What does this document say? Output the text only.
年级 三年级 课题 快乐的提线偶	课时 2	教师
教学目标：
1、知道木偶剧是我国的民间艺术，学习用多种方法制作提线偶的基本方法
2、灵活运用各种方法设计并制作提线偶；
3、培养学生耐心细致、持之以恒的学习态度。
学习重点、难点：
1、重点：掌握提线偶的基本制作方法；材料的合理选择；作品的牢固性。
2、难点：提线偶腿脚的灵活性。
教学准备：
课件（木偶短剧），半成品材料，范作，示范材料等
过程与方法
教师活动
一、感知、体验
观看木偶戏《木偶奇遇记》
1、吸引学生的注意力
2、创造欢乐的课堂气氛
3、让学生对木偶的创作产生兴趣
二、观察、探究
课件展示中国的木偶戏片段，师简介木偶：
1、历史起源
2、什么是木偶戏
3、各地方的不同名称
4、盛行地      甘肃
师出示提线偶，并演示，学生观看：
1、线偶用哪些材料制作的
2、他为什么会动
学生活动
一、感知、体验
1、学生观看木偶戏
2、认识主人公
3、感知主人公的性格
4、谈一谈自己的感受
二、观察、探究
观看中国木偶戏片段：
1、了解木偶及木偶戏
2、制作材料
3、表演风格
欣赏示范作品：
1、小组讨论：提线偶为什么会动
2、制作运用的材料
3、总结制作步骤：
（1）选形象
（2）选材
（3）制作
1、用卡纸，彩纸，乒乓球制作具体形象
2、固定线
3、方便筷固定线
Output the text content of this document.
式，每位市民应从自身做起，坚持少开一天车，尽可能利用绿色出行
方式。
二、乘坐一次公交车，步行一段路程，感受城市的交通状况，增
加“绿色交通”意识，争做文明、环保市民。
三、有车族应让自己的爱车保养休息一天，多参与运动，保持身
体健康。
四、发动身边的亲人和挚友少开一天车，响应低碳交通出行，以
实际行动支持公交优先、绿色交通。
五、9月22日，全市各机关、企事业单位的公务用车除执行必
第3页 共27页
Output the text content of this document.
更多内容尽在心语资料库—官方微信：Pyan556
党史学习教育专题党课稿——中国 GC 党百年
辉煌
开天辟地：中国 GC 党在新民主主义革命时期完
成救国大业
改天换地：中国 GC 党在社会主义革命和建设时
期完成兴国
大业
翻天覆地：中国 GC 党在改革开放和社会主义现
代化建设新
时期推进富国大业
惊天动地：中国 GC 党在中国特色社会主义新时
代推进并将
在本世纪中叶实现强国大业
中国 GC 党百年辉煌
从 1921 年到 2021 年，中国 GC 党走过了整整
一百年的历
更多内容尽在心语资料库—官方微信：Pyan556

• [Directions]
Each record must be returned exactly as it is written.

• [Exercise solution]
What does this document say? Output the text only.
年级 三年级 课题 快乐的提线偶	课时 2	教师
教学目标：
1、知道木偶剧是我国的民间艺术，学习用多种方法制作提线偶的基本方法
2、灵活运用各种方法设计并制作提线偶；
3、培养学生耐心细致、持之以恒的学习态度。
学习重点、难点：
1、重点：掌握提线偶的基本制作方法；材料的合理选择；作品的牢固性。
2、难点：提线偶腿脚的灵活性。
教学准备：
课件（木偶短剧），半成品材料，范作，示范材料等
过程与方法
教师活动
一、感知、体验
观看木偶戏《木偶奇遇记》
1、吸引学生的注意力
2、创造欢乐的课堂气氛
3、让学生对木偶的创作产生兴趣
二、观察、探究
课件展示中国的木偶戏片段，师简介木偶：
1、历史起源
2、什么是木偶戏
3、各地方的不同名称
4、盛行地      甘肃
师出示提线偶，并演示，学生观看：
1、线偶用哪些材料制作的
2、他为什么会动
学生活动
一、感知、体验
1、学生观看木偶戏
2、认识主人公
3、感知主人公的性格
4、谈一谈自己的感受
二、观察、探究
观看中国木偶戏片段：
1、了解木偶及木偶戏
2、制作材料
3、表演风格
欣赏示范作品：
1、小组讨论：提线偶为什么会动
2、制作运用的材料
3、总结制作步骤：
（1）选形象
（2）选材
（3）制作
1、用卡纸，彩纸，乒乓球制作具体形象
2、固定线
3、方便筷固定线
Output the text content of this document.
式，每位市民应从自身做起，坚持少开一天车，尽可能利用绿色出行
方式。
二、乘坐一次公交车，步行一段路程，感受城市的交通状况，增
加“绿色交通”意识，争做文明、环保市民。
三、有车族应让自己的爱车保养休息一天，多参与运动，保持身
体健康。
四、发动身边的亲人和挚友少开一天车，响应低碳交通出行，以
实际行动支持公交优先、绿色交通。
五、9月22日，全市各机关、企事业单位的公务用车除执行必
第3页 共27页
Output the text content of this document.
更多内容尽在心语资料库—官方微信：Pyan556
党史学习教育专题党课稿——中国 GC 党百年
辉煌
开天辟地：中国 GC 党在新民主主义革命时期完
成救国大业
改天换地：中国 GC 党在社会主义革命和建设时
期完成兴国
大业
翻天覆地：中国 GC 党在改革开放和社会主义现
代化建设新
时期推进富国大业
惊天动地：中国 GC 党在中国特色社会主义新时
代推进并将
在本世纪中叶实现强国大业
中国 GC 党百年辉煌
从 1921 年到 2021 年，中国 GC 党走过了整整
一百年的历
更多内容尽在心语资料库—官方微信：Pyan556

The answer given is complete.